Search the records for "Wind". Copy every line where it appears.

++++ Given records

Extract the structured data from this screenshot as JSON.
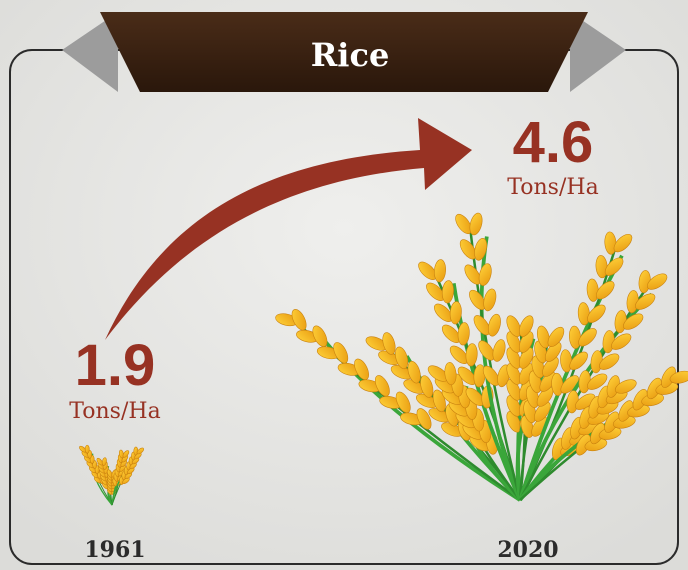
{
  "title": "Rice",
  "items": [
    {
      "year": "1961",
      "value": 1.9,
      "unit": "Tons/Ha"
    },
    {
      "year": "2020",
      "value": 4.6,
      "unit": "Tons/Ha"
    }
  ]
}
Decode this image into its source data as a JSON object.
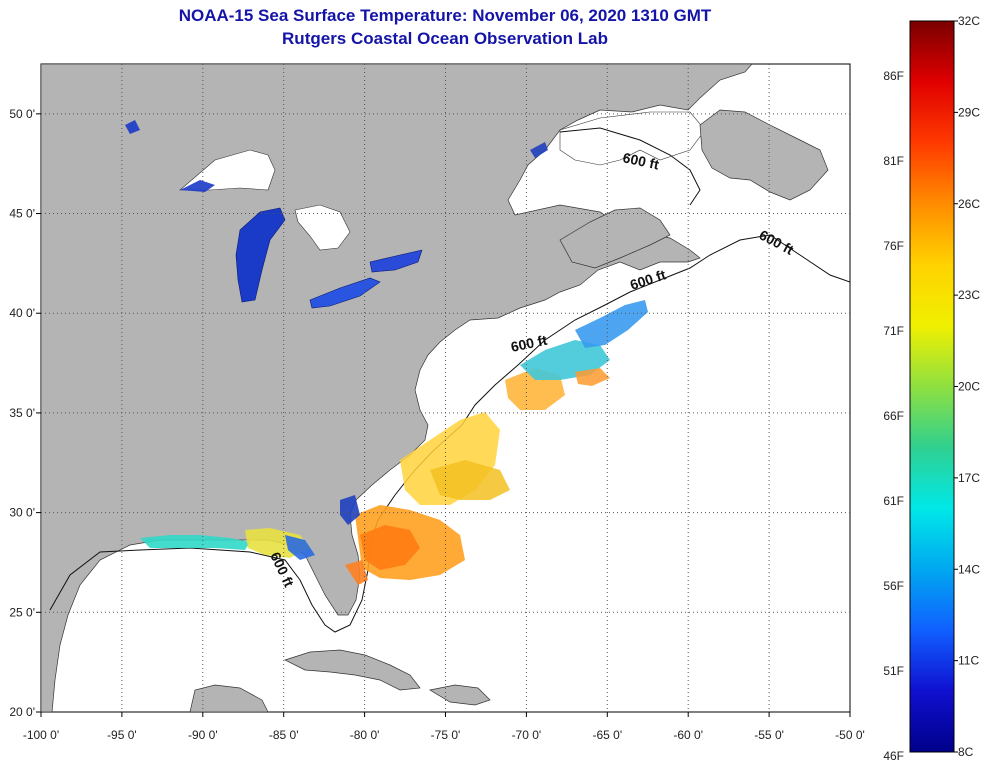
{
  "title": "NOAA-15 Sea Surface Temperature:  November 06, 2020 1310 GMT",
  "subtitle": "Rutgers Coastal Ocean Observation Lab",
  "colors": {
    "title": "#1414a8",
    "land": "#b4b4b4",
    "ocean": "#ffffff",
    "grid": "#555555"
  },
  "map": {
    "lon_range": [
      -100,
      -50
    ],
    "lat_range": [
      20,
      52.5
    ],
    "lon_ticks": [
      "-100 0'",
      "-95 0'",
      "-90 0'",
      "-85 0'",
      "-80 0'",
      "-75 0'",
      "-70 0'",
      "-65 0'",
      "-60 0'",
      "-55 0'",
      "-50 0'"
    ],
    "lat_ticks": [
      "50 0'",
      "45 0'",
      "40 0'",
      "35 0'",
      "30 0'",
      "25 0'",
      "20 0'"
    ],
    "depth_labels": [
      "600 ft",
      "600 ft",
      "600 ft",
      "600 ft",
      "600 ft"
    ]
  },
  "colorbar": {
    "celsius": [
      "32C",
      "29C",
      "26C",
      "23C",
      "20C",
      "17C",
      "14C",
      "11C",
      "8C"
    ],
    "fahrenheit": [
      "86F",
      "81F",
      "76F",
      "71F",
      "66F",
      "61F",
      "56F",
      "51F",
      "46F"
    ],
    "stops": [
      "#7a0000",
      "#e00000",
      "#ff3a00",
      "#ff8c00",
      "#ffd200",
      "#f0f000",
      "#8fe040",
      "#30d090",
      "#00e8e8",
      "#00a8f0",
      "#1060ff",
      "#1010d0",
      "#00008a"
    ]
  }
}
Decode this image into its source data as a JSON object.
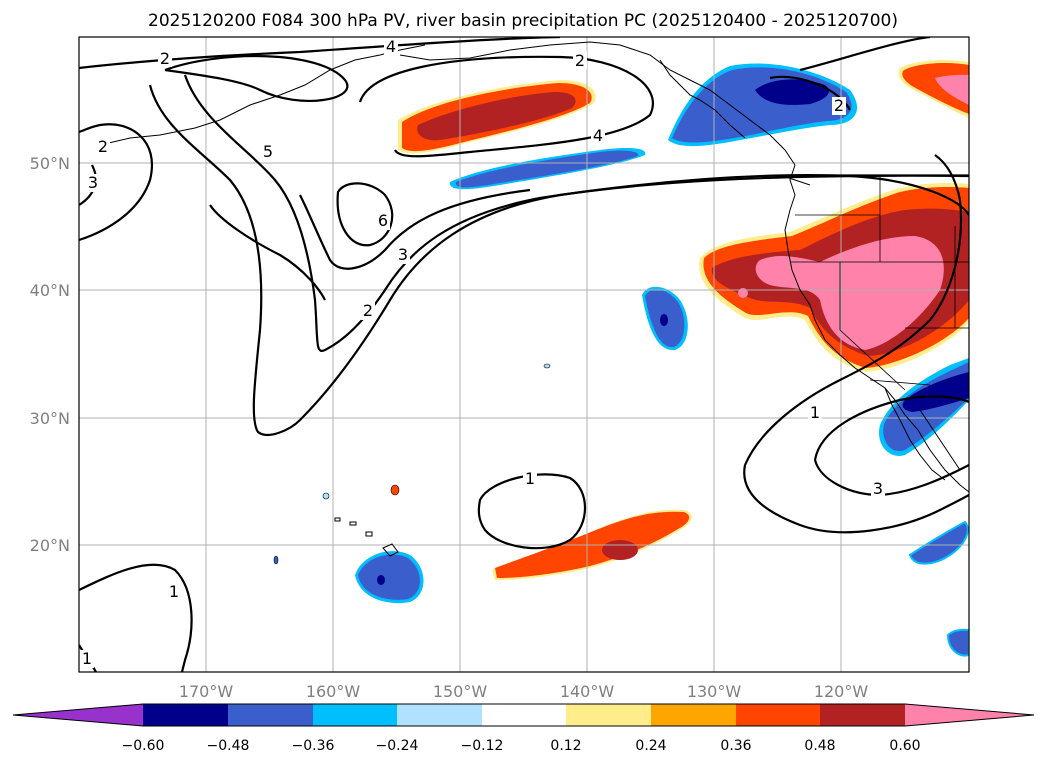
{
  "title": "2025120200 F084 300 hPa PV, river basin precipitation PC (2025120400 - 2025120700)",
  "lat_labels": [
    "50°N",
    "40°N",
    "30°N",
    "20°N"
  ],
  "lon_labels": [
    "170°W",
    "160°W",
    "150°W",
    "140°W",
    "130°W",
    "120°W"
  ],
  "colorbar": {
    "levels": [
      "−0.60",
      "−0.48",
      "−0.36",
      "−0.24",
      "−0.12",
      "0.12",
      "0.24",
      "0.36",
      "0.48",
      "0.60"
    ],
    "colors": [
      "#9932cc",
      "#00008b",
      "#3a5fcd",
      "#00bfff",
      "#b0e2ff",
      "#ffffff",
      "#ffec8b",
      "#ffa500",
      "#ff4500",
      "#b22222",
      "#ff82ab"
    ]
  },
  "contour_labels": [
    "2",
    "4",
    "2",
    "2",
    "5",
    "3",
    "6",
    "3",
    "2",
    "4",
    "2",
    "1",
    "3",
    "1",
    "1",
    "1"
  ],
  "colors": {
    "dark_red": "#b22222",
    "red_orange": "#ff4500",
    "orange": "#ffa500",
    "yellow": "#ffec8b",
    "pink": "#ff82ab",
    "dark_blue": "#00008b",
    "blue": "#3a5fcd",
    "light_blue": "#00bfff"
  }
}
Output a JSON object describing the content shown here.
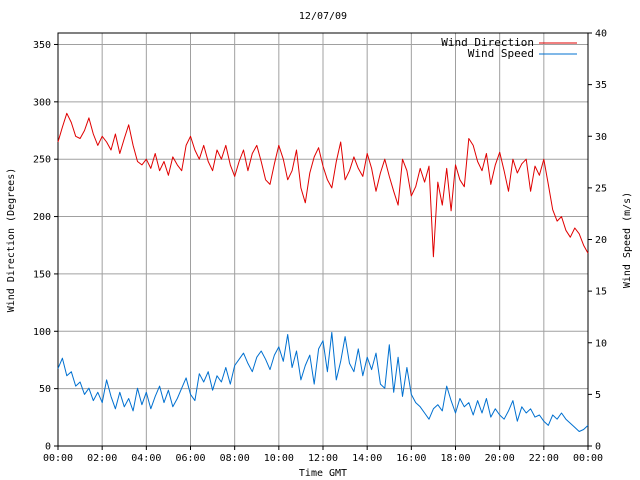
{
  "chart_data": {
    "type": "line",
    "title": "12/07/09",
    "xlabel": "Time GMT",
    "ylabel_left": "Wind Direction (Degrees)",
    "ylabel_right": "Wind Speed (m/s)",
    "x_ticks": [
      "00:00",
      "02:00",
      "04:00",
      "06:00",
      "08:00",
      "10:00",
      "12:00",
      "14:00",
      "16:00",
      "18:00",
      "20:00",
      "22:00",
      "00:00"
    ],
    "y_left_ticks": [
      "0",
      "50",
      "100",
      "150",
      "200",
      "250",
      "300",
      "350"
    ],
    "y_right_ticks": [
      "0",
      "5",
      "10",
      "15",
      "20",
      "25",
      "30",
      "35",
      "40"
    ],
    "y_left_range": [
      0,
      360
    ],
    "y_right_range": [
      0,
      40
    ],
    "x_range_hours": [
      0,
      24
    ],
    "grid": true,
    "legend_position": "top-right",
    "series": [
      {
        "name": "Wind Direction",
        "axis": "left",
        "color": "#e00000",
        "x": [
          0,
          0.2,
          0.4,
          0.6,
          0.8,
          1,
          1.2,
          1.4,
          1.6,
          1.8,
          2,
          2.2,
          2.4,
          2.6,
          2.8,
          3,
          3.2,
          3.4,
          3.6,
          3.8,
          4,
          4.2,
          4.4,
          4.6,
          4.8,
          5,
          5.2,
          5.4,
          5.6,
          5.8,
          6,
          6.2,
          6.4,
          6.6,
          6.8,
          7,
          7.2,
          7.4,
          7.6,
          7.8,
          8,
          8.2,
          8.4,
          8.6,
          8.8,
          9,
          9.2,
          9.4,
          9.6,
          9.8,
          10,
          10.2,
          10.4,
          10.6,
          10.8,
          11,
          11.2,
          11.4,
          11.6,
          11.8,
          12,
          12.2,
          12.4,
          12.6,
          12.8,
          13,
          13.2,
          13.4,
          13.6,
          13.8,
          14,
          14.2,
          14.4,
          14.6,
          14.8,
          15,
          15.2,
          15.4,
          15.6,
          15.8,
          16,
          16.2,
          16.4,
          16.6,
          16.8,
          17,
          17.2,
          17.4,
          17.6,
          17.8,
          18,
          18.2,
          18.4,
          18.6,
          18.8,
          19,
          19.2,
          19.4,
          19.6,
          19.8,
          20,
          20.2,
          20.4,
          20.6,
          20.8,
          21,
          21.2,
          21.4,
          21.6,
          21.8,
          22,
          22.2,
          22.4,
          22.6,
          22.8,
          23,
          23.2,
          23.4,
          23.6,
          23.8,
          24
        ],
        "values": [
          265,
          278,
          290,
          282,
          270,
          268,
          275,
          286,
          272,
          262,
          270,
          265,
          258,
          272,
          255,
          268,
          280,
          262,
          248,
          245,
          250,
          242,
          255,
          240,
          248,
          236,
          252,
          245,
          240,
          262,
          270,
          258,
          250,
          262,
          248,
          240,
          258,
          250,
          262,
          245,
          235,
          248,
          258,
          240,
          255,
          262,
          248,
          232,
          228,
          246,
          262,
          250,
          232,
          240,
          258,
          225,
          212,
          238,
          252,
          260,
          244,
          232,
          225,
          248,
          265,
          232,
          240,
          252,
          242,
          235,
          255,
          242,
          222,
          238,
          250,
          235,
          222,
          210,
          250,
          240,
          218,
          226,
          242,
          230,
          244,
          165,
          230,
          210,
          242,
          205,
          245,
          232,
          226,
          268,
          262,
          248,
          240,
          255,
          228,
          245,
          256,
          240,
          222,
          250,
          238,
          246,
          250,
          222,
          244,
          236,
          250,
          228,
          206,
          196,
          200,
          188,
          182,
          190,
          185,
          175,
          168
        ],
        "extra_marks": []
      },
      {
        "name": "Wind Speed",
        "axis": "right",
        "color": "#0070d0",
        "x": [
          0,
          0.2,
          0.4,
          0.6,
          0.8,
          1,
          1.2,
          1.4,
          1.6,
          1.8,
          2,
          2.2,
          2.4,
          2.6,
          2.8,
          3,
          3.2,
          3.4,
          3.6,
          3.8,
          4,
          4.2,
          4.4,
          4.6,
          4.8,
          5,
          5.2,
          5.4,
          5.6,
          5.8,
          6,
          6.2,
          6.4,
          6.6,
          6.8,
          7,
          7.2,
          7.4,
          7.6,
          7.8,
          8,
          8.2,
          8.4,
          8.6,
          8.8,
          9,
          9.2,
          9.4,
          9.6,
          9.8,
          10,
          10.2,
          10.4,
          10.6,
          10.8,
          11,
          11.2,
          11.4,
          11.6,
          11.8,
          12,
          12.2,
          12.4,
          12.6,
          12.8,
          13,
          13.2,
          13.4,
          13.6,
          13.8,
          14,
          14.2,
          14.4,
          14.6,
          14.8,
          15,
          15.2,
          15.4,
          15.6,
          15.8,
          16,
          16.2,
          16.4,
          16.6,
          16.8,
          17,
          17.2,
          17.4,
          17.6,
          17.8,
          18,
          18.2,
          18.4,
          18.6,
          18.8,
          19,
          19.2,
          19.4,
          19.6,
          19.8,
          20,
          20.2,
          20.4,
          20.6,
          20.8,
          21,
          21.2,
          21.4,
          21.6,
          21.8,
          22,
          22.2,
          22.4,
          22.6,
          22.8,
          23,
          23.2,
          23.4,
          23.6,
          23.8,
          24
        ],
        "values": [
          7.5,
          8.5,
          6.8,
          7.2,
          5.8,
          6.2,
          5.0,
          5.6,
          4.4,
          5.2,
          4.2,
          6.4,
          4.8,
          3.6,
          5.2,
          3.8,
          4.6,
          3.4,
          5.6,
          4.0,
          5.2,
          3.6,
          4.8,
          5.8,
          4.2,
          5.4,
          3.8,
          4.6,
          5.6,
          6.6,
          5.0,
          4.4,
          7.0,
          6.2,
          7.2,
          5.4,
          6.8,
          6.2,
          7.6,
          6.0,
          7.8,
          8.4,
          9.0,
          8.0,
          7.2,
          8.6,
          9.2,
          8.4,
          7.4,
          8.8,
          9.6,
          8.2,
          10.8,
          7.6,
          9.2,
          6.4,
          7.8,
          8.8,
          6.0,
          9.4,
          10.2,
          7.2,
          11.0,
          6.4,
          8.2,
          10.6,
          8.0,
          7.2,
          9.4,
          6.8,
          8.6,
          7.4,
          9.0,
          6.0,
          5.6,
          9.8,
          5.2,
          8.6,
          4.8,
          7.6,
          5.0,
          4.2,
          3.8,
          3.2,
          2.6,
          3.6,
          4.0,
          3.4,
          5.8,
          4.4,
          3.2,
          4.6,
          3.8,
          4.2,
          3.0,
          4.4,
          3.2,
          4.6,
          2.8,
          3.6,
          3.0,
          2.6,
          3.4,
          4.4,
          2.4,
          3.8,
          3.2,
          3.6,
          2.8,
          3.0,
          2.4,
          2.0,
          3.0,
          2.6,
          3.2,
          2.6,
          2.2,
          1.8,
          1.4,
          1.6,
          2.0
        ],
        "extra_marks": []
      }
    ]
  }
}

++++++++

Solution for this exercise »
    "ylabel_left": "Wind Direction (Degrees)",
    "ylabel_right": "Wind Speed (m/s)",
        "name": "Wind Direction",
        "name": "Wind Speed",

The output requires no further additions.